[start]

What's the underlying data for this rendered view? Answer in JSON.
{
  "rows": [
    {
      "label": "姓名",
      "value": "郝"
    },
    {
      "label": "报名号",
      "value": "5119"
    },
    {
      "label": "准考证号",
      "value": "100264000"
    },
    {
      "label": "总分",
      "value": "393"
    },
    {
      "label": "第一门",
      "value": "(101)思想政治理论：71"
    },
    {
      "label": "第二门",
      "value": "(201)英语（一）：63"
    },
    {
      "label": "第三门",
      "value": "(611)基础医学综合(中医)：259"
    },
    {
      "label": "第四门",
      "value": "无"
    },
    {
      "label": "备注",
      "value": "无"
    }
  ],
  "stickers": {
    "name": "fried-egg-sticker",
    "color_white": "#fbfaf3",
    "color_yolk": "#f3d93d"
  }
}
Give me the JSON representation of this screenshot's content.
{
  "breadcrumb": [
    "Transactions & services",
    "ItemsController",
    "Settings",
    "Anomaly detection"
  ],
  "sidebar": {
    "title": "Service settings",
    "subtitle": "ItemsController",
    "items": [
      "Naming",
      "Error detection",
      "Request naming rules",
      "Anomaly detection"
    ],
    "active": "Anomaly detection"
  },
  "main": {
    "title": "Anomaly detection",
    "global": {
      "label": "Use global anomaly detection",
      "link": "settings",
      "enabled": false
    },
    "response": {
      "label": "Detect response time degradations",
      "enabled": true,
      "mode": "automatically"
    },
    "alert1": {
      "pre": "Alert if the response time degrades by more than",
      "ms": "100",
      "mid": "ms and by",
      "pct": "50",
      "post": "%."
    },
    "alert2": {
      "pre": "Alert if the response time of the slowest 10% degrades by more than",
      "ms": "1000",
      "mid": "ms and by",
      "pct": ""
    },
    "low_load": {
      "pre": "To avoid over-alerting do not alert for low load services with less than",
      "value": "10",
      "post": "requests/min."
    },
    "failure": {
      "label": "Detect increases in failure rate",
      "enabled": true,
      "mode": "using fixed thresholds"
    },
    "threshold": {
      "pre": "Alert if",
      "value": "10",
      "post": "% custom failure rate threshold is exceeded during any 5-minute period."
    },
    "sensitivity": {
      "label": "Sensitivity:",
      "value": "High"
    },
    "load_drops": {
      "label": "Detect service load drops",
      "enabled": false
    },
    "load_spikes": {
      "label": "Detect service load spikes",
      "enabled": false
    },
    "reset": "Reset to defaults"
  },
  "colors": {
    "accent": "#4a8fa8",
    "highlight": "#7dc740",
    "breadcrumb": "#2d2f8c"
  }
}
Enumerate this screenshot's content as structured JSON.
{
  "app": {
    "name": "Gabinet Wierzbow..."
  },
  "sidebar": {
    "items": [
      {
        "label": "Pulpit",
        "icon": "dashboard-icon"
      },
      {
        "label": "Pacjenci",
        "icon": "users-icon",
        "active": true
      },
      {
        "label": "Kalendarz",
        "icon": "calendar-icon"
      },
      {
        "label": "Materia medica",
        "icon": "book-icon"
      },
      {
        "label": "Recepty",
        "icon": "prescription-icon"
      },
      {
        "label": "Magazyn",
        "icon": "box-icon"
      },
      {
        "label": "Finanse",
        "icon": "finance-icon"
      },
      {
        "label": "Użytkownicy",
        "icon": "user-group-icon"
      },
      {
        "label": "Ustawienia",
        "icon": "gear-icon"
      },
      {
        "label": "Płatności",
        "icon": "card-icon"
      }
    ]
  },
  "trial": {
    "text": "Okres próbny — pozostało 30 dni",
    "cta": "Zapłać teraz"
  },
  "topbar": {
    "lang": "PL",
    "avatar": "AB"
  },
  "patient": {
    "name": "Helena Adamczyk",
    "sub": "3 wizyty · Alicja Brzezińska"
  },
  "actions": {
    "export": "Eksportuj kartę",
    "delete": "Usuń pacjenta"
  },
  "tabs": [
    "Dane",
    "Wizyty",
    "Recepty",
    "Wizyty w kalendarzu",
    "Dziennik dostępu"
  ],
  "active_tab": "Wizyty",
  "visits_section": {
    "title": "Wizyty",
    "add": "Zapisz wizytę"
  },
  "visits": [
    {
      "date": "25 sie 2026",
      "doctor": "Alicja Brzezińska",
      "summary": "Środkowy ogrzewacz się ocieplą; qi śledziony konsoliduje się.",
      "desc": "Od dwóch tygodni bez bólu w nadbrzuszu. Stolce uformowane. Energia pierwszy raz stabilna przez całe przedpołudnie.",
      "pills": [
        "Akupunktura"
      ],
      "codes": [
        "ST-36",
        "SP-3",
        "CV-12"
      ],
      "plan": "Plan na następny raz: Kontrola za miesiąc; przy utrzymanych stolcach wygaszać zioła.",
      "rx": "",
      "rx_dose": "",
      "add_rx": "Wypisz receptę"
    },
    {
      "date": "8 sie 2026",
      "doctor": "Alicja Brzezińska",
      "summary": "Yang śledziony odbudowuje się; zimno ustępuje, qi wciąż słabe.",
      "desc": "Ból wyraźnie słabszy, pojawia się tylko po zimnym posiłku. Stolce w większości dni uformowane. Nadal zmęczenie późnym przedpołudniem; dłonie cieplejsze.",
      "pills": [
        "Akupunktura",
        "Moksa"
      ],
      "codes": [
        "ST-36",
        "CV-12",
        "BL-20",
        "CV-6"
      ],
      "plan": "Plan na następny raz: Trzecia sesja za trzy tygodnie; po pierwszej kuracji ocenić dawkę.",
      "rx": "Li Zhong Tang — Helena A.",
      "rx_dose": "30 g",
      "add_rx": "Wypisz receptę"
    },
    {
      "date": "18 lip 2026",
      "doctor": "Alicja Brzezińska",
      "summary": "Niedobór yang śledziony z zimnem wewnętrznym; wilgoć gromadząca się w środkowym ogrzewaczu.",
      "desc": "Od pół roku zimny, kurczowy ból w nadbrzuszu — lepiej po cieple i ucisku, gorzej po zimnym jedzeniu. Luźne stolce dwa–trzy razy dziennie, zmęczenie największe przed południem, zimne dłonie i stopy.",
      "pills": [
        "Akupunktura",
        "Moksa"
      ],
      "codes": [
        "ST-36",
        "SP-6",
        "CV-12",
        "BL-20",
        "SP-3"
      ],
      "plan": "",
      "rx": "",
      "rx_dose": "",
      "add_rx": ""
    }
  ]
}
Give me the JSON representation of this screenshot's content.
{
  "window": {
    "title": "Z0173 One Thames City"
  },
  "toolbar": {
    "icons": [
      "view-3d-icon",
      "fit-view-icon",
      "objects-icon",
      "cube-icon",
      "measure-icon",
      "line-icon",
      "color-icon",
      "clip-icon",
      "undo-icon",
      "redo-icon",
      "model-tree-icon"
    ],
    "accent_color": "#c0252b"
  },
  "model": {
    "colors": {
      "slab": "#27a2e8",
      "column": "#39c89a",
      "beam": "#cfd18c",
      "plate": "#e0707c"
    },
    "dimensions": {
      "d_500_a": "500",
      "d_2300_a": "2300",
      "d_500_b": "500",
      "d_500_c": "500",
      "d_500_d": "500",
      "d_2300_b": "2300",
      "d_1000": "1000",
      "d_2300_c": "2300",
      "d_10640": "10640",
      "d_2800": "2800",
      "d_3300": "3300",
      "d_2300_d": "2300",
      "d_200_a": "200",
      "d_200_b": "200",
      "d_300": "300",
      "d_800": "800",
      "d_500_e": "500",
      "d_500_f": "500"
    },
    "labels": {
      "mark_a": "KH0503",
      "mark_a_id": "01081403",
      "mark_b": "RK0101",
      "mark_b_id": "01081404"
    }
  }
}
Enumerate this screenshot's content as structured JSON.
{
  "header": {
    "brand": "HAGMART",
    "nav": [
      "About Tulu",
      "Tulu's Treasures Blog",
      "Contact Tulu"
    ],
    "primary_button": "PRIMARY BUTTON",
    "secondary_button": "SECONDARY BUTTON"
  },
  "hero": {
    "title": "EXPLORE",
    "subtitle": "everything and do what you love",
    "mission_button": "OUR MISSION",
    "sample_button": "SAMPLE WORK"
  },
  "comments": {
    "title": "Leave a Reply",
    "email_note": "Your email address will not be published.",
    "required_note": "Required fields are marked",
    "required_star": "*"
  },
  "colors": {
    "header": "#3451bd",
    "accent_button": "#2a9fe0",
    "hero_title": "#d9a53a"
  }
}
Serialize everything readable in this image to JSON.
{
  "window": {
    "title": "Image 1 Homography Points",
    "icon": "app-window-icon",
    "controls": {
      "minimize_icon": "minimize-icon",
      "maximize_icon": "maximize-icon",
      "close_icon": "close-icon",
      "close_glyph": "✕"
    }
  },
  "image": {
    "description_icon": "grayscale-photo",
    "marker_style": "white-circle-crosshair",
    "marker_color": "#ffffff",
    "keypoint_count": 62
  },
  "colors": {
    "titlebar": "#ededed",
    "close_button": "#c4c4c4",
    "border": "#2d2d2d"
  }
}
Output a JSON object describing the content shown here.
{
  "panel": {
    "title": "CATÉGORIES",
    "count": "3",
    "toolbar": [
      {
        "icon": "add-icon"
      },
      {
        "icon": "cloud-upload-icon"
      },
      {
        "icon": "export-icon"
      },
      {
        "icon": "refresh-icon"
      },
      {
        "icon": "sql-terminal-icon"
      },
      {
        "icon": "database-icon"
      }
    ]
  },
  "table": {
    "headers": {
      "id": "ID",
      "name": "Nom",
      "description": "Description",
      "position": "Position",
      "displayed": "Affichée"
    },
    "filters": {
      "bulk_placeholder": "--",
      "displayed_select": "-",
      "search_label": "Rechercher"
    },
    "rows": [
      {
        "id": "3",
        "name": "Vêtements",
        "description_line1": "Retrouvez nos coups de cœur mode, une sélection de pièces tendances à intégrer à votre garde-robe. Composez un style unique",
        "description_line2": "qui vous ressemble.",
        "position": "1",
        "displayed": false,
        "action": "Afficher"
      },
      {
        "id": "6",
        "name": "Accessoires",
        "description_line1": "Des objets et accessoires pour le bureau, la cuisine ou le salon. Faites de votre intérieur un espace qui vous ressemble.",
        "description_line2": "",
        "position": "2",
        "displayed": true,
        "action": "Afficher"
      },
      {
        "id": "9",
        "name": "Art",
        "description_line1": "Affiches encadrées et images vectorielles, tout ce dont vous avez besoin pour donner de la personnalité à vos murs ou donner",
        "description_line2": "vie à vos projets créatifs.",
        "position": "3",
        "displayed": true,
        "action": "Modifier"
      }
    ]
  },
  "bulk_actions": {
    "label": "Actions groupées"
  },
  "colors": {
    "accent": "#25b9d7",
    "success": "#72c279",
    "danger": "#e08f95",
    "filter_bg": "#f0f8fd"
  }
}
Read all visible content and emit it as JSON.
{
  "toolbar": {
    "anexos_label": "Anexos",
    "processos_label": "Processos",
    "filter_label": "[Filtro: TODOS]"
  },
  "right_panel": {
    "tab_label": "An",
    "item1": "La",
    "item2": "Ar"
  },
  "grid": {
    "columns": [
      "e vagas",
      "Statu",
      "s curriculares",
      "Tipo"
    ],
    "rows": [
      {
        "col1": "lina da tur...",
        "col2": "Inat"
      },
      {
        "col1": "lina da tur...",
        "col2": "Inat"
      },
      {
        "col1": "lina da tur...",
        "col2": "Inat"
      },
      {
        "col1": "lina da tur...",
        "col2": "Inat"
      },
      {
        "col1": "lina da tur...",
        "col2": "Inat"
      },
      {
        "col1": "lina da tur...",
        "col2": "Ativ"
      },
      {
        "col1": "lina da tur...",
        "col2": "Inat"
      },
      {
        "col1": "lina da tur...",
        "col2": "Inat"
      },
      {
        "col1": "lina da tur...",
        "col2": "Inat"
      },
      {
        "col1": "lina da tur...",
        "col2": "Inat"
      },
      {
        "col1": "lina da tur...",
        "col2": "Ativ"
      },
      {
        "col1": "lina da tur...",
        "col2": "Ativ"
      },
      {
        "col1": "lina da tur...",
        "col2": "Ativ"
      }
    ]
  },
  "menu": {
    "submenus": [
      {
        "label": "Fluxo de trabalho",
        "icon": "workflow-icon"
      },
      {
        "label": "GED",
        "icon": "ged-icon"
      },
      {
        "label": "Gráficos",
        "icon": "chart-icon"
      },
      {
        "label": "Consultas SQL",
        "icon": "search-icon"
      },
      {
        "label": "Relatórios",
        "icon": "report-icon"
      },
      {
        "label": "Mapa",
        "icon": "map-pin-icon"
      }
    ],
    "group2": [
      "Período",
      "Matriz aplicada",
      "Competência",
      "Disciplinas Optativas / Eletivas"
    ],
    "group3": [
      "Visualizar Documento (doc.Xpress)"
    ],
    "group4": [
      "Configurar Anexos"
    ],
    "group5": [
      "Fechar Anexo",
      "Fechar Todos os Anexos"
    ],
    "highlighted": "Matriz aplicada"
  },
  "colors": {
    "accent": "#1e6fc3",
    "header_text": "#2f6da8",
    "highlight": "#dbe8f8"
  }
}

[end]

● Your objective
Find how many lines in the records contain the string "śledziony", then give the number alone.

● Reply to the task
3